### Material for this task

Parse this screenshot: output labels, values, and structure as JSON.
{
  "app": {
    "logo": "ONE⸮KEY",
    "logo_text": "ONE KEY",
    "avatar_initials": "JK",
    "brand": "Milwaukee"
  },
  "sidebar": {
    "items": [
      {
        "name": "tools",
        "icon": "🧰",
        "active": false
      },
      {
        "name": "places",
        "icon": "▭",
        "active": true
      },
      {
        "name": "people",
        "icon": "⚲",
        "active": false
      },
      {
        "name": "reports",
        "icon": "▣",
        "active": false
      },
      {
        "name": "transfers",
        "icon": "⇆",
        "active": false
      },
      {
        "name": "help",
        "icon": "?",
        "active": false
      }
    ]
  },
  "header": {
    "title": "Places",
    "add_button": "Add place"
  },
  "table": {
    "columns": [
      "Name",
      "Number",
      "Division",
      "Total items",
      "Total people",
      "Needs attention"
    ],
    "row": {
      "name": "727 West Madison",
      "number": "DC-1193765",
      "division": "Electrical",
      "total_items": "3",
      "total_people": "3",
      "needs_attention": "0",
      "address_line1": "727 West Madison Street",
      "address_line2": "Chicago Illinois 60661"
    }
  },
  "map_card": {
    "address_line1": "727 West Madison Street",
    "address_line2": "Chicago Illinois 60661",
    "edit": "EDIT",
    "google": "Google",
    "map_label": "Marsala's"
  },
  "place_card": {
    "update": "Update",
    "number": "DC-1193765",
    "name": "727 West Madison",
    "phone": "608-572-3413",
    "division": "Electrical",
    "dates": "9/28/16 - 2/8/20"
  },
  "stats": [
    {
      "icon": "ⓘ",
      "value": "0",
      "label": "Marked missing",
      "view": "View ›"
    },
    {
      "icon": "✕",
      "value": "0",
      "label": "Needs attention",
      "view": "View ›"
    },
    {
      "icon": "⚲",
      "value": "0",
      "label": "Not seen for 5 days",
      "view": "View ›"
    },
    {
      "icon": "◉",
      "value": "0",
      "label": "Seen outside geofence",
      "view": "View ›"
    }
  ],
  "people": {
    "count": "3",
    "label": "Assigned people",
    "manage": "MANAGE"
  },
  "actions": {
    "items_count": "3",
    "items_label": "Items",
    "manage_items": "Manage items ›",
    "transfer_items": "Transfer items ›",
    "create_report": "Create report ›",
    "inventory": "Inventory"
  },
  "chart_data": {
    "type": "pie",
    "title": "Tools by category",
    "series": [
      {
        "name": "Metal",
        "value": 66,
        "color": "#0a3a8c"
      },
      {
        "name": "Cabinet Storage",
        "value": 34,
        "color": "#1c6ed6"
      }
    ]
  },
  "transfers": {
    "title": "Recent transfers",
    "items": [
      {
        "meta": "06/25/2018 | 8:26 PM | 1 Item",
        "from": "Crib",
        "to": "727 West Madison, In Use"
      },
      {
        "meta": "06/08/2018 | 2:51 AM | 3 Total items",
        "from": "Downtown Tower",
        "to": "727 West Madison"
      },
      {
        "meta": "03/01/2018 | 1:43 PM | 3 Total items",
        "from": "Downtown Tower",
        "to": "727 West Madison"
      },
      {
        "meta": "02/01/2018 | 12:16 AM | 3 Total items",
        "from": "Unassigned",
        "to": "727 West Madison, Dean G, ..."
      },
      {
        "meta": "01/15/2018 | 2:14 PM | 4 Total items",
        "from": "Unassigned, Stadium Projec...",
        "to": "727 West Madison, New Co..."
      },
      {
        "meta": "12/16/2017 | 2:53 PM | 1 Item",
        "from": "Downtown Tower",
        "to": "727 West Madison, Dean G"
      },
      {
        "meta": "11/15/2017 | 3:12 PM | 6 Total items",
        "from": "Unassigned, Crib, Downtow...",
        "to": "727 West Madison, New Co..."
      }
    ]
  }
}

### What you need to do
From the entries above, extract each line containing "Dean".

### Written reply
        "to": "727 West Madison, Dean G, ..."
        "to": "727 West Madison, Dean G"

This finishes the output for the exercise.